From the entries that follow, pick out all lines holding "Operator".

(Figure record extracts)
+===+
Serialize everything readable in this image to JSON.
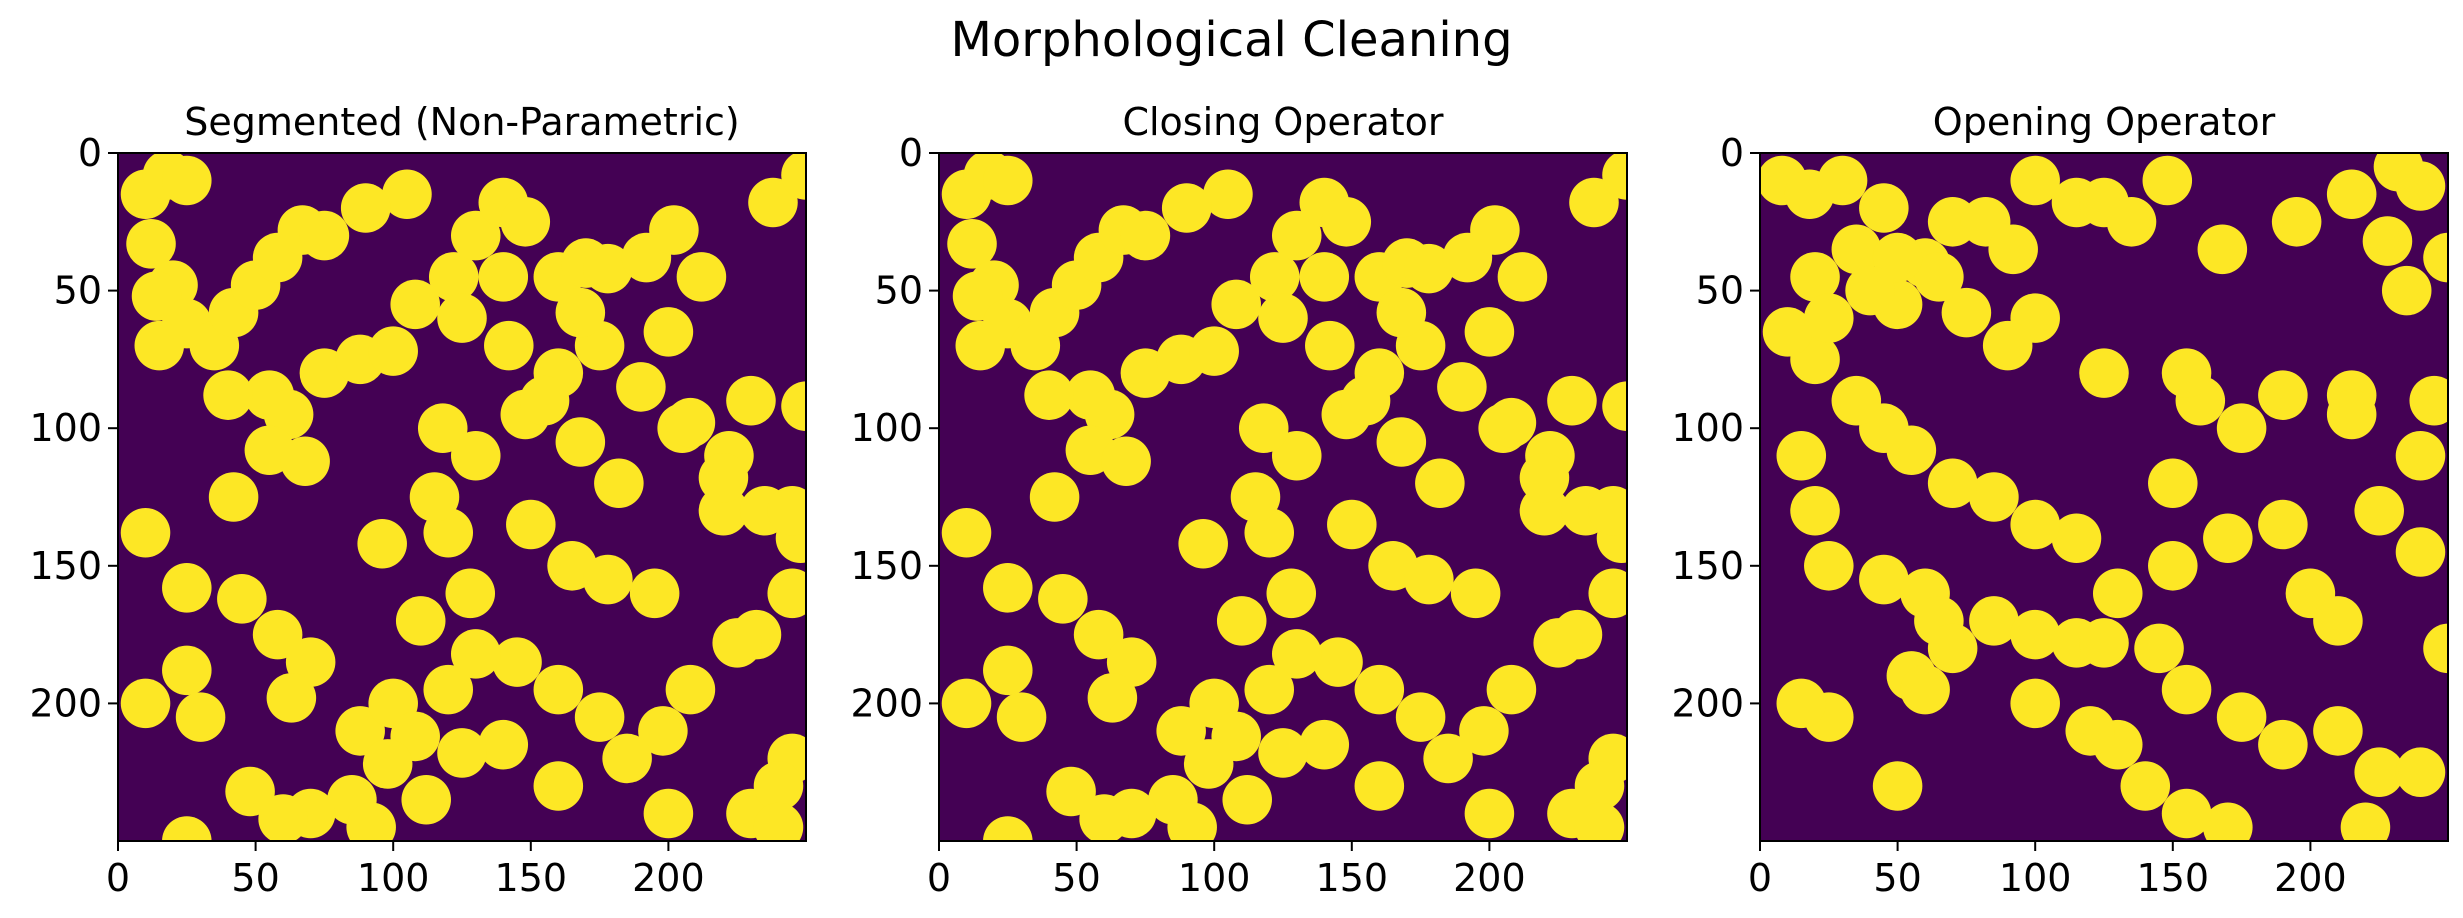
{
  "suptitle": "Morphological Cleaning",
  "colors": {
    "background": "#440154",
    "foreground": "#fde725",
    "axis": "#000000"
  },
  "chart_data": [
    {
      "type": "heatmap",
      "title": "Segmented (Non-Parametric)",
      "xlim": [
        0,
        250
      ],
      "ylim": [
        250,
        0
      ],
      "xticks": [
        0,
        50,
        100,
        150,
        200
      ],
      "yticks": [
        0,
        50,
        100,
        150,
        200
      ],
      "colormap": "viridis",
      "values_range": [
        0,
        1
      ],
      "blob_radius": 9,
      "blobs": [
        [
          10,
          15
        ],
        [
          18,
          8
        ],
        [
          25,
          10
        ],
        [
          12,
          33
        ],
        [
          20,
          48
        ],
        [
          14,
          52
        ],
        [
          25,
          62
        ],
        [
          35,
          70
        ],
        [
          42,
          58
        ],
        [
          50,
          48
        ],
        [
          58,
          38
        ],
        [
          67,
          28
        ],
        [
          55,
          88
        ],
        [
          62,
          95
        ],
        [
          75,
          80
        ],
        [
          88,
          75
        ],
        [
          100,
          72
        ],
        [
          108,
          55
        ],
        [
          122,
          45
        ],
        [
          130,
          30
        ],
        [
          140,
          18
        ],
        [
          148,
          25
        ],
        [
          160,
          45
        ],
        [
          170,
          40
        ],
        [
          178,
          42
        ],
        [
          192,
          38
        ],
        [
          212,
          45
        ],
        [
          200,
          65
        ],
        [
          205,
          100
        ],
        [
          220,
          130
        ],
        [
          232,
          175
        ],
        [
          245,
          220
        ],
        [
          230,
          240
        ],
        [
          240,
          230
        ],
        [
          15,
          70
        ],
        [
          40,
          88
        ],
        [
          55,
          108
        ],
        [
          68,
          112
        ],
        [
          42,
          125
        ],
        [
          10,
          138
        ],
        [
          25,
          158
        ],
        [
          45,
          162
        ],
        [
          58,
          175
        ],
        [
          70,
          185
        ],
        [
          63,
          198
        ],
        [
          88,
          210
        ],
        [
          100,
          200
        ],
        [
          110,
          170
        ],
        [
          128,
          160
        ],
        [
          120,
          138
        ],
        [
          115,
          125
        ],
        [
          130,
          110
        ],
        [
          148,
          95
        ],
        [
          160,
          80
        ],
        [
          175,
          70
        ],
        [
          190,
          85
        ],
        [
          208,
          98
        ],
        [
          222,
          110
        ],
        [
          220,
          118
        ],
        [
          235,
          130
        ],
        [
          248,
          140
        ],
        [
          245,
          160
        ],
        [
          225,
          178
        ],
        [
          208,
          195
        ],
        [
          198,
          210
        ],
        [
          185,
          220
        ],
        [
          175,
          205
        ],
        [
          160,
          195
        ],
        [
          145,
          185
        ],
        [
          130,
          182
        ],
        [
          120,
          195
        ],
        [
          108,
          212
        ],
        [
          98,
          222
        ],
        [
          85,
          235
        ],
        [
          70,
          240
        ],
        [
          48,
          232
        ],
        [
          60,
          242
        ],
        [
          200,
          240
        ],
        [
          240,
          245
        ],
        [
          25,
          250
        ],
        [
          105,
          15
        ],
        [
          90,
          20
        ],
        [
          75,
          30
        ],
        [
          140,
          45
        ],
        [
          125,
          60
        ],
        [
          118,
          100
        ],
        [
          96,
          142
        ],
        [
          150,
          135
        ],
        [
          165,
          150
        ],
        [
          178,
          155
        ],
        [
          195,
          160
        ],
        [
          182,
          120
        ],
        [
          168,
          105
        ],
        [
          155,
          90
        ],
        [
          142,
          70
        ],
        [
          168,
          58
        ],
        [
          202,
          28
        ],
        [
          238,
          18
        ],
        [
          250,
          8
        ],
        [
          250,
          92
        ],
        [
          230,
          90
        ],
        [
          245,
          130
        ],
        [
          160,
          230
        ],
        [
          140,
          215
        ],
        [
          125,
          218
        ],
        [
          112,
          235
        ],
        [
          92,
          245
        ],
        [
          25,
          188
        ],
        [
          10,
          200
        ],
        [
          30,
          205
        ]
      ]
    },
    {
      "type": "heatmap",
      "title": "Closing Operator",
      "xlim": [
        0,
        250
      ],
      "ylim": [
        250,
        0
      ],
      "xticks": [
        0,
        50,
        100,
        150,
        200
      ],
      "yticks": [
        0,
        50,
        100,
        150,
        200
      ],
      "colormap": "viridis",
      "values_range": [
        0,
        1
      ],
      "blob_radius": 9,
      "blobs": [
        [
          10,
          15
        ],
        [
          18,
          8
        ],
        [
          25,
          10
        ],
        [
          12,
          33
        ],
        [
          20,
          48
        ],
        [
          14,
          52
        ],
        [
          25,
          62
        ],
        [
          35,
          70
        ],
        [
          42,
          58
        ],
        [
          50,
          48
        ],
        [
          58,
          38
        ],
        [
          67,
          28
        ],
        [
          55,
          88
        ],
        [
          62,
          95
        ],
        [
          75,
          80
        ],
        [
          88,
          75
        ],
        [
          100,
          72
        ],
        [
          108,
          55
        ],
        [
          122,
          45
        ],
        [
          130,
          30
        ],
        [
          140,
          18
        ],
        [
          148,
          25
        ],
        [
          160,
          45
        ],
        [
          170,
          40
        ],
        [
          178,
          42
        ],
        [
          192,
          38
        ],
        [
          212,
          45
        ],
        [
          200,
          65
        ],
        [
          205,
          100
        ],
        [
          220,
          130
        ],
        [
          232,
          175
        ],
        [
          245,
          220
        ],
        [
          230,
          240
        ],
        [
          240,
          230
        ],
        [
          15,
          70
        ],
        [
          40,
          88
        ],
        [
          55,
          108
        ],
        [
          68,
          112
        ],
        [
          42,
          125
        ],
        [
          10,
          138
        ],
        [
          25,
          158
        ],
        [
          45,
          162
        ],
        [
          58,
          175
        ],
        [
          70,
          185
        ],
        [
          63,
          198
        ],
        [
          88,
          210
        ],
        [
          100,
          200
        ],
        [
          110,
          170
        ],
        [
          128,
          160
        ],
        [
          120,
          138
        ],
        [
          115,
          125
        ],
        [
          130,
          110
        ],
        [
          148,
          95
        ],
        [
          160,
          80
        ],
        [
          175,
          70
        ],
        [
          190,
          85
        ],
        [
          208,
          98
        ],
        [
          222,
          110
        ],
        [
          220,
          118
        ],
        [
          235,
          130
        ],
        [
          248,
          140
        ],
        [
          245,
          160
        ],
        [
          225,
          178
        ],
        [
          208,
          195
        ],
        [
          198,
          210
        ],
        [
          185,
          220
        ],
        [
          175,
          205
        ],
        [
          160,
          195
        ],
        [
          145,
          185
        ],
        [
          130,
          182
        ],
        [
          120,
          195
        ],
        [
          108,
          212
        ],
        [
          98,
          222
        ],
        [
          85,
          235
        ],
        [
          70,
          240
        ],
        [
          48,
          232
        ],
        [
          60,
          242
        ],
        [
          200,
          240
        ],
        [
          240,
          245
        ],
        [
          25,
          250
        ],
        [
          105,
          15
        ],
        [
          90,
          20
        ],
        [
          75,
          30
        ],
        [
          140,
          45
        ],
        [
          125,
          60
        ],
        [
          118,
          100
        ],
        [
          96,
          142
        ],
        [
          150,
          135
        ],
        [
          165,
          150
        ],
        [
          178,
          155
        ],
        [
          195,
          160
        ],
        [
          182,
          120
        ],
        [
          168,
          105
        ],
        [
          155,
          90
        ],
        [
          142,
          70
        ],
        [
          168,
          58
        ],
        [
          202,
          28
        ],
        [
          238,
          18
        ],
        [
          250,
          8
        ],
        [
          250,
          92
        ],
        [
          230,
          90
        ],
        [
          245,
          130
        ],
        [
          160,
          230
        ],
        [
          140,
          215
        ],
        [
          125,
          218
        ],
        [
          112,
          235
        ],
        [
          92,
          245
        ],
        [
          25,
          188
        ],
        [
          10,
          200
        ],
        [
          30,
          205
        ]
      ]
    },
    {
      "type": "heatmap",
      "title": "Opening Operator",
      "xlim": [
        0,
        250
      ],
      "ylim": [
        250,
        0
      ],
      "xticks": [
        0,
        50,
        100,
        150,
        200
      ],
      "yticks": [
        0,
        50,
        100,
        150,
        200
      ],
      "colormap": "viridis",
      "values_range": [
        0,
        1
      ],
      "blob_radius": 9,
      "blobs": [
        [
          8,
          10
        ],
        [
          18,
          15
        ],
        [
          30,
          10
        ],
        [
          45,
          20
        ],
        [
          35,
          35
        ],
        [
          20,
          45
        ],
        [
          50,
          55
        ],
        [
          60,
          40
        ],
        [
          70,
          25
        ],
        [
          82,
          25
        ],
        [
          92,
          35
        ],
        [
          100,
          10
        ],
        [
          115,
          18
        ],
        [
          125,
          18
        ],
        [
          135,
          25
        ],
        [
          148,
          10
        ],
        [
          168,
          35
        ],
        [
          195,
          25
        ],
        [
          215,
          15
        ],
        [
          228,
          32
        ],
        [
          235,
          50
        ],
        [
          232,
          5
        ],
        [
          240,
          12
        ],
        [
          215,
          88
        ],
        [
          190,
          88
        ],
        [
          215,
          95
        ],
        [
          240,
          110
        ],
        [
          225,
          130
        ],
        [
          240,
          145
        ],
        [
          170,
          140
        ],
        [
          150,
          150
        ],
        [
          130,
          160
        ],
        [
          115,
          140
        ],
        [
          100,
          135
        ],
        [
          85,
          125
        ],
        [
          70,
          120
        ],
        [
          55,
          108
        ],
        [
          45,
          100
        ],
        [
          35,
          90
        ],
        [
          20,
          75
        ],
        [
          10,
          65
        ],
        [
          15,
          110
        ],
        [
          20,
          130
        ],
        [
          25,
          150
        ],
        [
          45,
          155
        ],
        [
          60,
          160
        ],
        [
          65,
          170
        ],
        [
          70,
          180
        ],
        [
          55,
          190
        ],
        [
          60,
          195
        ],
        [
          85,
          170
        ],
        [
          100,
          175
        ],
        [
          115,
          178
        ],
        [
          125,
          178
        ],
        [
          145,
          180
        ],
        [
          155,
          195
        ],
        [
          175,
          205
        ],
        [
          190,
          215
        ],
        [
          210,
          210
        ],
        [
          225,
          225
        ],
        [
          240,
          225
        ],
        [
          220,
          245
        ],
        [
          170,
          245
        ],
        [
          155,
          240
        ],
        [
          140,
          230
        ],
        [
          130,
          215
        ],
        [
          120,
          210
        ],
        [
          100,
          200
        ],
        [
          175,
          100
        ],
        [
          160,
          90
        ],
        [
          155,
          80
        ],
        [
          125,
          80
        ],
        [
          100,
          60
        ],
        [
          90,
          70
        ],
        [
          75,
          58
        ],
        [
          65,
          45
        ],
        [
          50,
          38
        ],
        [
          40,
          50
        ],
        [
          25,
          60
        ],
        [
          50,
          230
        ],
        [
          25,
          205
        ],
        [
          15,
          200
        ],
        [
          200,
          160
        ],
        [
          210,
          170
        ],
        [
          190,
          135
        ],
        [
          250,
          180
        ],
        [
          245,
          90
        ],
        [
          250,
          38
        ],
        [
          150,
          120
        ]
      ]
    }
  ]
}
+===+
*Exercise answer:*
      "title": "Closing Operator",
      "title": "Opening Operator",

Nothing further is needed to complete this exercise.